→ EXERCISE PROMPT
Wherever the word "JSON" appears in a line, copy that line.

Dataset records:
* * * * * * *

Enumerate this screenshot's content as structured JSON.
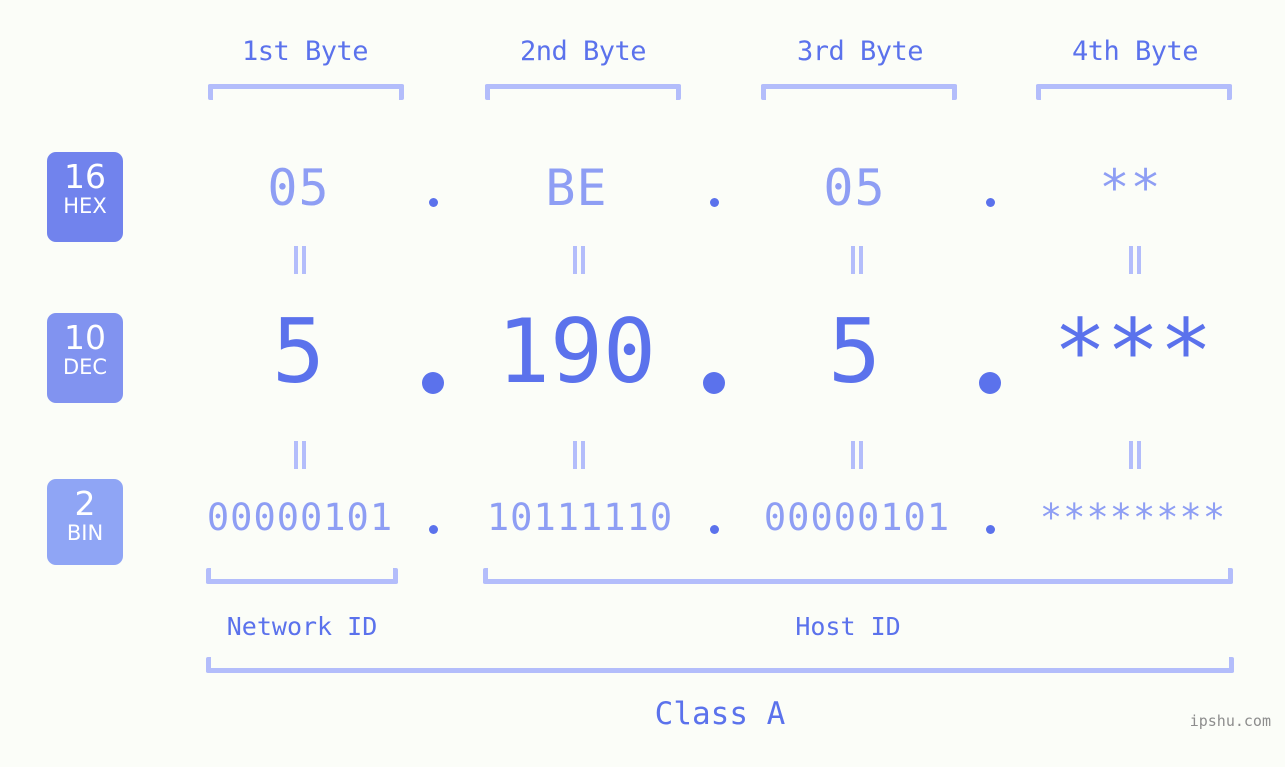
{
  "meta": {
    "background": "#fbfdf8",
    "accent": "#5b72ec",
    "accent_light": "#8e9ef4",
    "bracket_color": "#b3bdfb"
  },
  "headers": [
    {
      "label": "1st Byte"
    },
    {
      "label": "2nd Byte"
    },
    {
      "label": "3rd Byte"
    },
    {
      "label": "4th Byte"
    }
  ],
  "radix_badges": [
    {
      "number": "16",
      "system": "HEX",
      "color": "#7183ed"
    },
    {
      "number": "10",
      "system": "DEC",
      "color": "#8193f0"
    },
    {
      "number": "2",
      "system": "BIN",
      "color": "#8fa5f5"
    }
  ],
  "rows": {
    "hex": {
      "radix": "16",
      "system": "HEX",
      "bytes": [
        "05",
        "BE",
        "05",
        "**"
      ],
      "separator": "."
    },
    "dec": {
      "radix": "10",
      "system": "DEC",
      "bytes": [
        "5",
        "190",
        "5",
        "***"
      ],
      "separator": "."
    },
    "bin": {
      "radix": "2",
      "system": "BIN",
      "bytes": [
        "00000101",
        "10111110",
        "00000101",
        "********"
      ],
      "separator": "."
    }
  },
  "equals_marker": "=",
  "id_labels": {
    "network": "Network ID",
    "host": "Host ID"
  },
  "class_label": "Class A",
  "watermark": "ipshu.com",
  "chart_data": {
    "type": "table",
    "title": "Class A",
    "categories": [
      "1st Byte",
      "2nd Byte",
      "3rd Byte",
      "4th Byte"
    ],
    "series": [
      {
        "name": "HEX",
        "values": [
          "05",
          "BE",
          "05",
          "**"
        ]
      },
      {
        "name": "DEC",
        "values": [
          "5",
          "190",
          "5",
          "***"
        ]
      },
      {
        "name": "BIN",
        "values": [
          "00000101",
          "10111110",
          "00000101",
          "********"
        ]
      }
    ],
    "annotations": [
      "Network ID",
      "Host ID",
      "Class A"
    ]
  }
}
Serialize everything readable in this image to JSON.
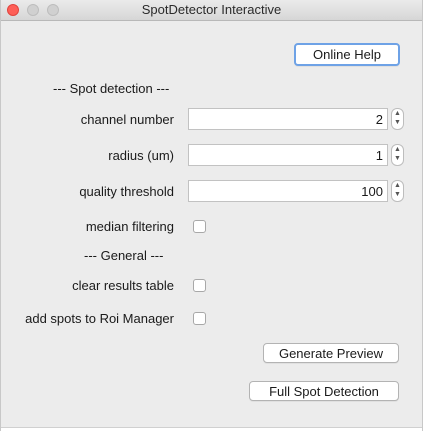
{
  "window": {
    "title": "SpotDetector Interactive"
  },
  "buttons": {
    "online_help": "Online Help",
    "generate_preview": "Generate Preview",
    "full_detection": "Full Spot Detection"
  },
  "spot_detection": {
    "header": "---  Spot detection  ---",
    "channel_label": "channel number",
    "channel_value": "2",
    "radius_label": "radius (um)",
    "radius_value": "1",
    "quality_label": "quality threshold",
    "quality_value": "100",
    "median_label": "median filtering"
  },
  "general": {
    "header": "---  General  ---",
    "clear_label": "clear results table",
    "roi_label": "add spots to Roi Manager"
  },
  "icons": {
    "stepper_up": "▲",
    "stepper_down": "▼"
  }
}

* * * * * * *

→ FINISHED TASK
Enumerate this screenshot's content as structured JSON.
Serialize everything readable in this image to JSON.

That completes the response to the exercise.